Stored entries
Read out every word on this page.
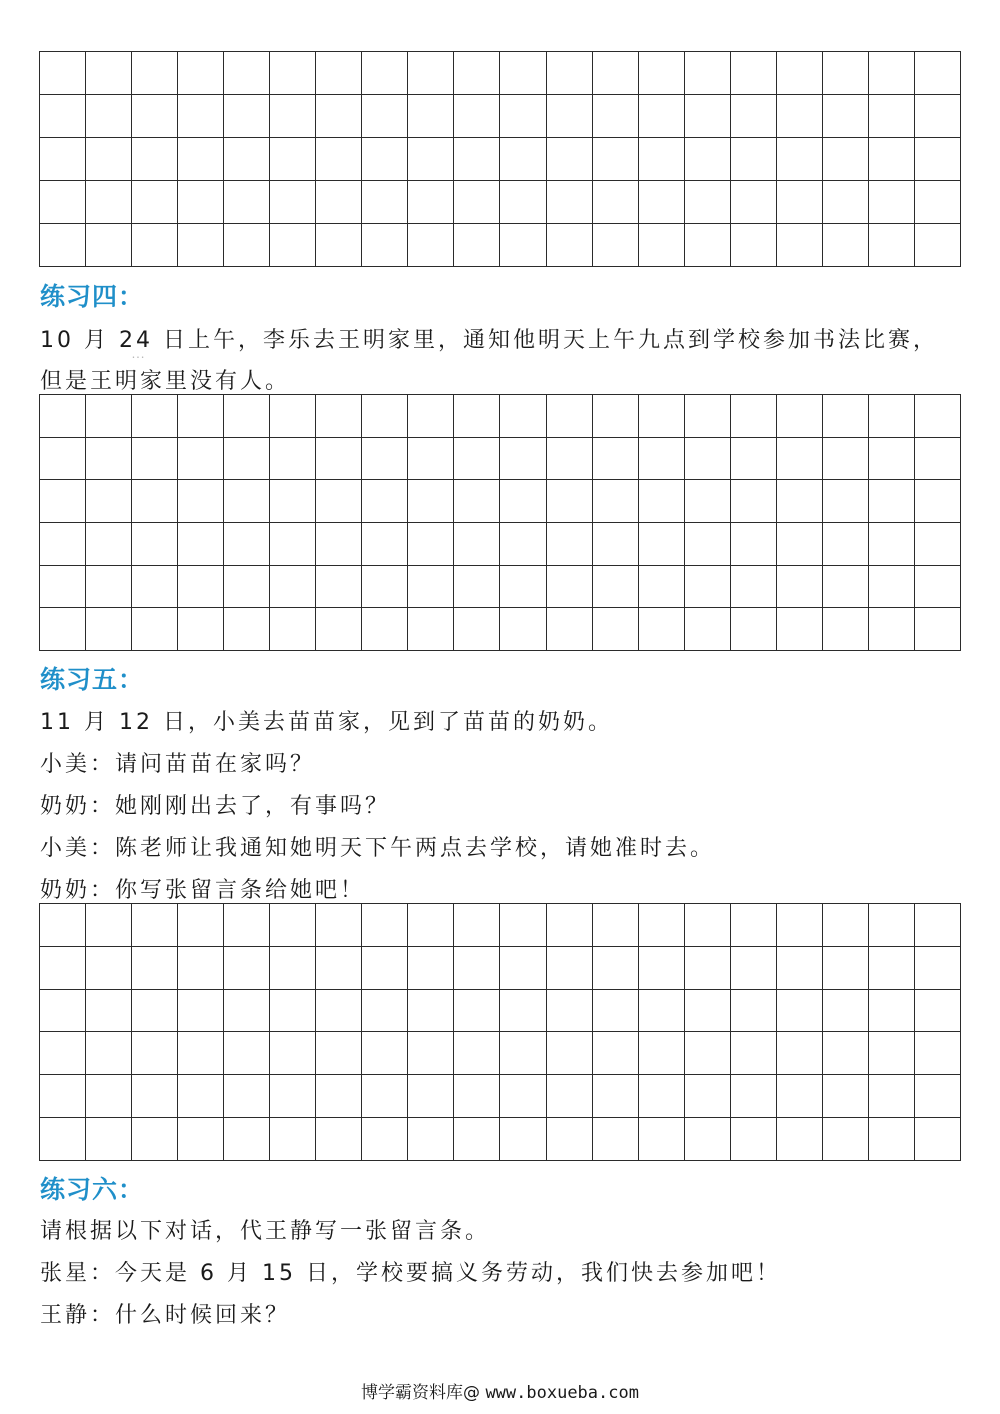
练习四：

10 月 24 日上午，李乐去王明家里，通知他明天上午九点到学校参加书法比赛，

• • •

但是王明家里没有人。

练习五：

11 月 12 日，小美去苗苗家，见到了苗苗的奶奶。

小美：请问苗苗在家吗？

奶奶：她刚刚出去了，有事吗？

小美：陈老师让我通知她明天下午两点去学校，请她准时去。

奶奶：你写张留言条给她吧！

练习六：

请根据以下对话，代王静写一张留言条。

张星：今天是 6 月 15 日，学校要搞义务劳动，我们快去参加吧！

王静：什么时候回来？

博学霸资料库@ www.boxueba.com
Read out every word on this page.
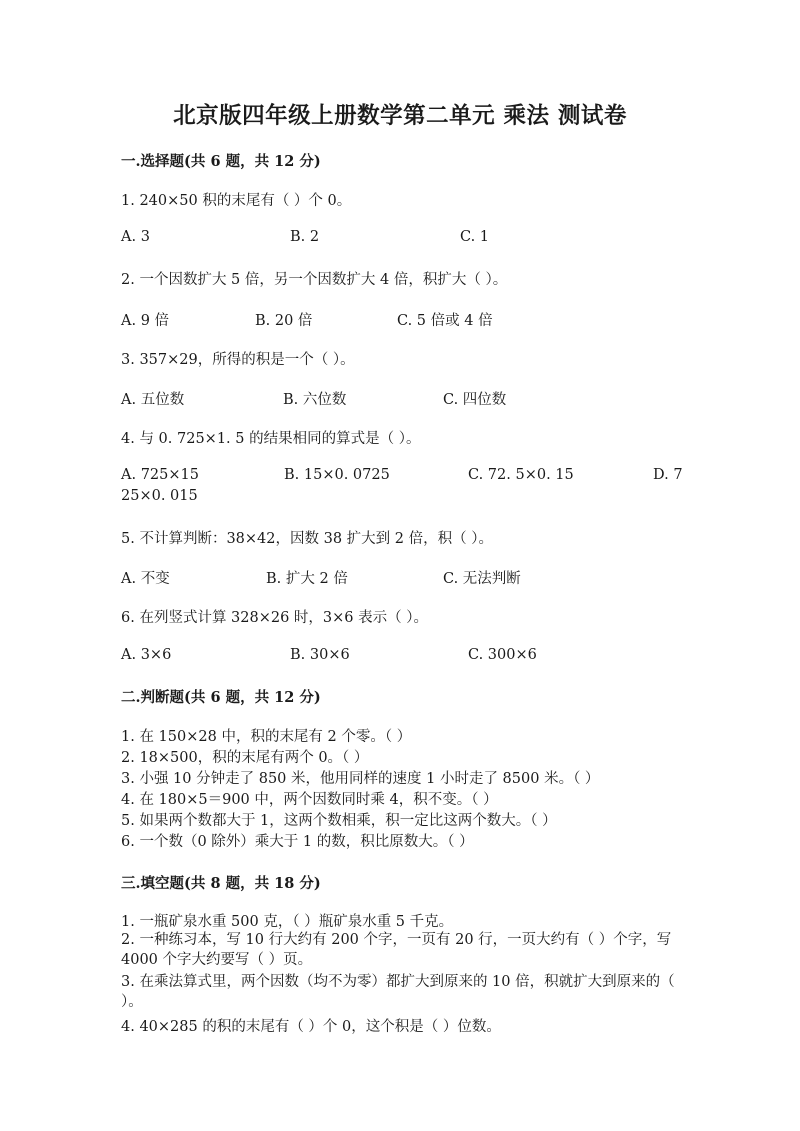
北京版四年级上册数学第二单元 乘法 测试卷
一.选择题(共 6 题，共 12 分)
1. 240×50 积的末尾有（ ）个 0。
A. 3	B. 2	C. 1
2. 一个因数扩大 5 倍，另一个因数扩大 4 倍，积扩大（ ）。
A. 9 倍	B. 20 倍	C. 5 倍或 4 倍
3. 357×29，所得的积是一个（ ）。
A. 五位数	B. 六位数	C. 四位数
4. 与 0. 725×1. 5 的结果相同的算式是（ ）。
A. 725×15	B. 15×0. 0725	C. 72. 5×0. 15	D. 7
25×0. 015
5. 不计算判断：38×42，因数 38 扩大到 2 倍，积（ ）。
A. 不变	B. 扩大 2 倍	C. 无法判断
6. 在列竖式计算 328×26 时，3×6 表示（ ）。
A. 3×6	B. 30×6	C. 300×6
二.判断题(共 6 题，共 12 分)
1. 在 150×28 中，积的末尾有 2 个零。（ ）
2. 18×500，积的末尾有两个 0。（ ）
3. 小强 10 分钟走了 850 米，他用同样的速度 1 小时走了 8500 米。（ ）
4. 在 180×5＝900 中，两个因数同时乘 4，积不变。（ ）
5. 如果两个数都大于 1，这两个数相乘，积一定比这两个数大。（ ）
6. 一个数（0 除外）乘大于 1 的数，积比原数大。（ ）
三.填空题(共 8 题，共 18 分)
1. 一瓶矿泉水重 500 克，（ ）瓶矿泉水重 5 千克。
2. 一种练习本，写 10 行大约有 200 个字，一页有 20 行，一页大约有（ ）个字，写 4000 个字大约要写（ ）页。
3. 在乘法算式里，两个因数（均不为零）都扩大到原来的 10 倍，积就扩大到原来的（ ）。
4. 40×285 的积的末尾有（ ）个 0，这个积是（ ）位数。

Task directions
All of the entries above should be copied exactly, except for the pictures.

Reply
Read out every word on this page.
练习四：

10 月 24 日上午，李乐去王明家里，通知他明天上午九点到学校参加书法比赛，

• • •

但是王明家里没有人。

练习五：

11 月 12 日，小美去苗苗家，见到了苗苗的奶奶。

小美：请问苗苗在家吗？

奶奶：她刚刚出去了，有事吗？

小美：陈老师让我通知她明天下午两点去学校，请她准时去。

奶奶：你写张留言条给她吧！

练习六：

请根据以下对话，代王静写一张留言条。

张星：今天是 6 月 15 日，学校要搞义务劳动，我们快去参加吧！

王静：什么时候回来？

博学霸资料库@ www.boxueba.com
Read out every word on this page.
北京版四年级上册数学第二单元 乘法 测试卷
一.选择题(共 6 题，共 12 分)
1. 240×50 积的末尾有（ ）个 0。
A. 3	B. 2	C. 1
2. 一个因数扩大 5 倍，另一个因数扩大 4 倍，积扩大（ ）。
A. 9 倍	B. 20 倍	C. 5 倍或 4 倍
3. 357×29，所得的积是一个（ ）。
A. 五位数	B. 六位数	C. 四位数
4. 与 0. 725×1. 5 的结果相同的算式是（ ）。
A. 725×15	B. 15×0. 0725	C. 72. 5×0. 15	D. 7
25×0. 015
5. 不计算判断：38×42，因数 38 扩大到 2 倍，积（ ）。
A. 不变	B. 扩大 2 倍	C. 无法判断
6. 在列竖式计算 328×26 时，3×6 表示（ ）。
A. 3×6	B. 30×6	C. 300×6
二.判断题(共 6 题，共 12 分)
1. 在 150×28 中，积的末尾有 2 个零。（ ）
2. 18×500，积的末尾有两个 0。（ ）
3. 小强 10 分钟走了 850 米，他用同样的速度 1 小时走了 8500 米。（ ）
4. 在 180×5＝900 中，两个因数同时乘 4，积不变。（ ）
5. 如果两个数都大于 1，这两个数相乘，积一定比这两个数大。（ ）
6. 一个数（0 除外）乘大于 1 的数，积比原数大。（ ）
三.填空题(共 8 题，共 18 分)
1. 一瓶矿泉水重 500 克，（ ）瓶矿泉水重 5 千克。
2. 一种练习本，写 10 行大约有 200 个字，一页有 20 行，一页大约有（ ）个字，写 4000 个字大约要写（ ）页。
3. 在乘法算式里，两个因数（均不为零）都扩大到原来的 10 倍，积就扩大到原来的（ ）。
4. 40×285 的积的末尾有（ ）个 0，这个积是（ ）位数。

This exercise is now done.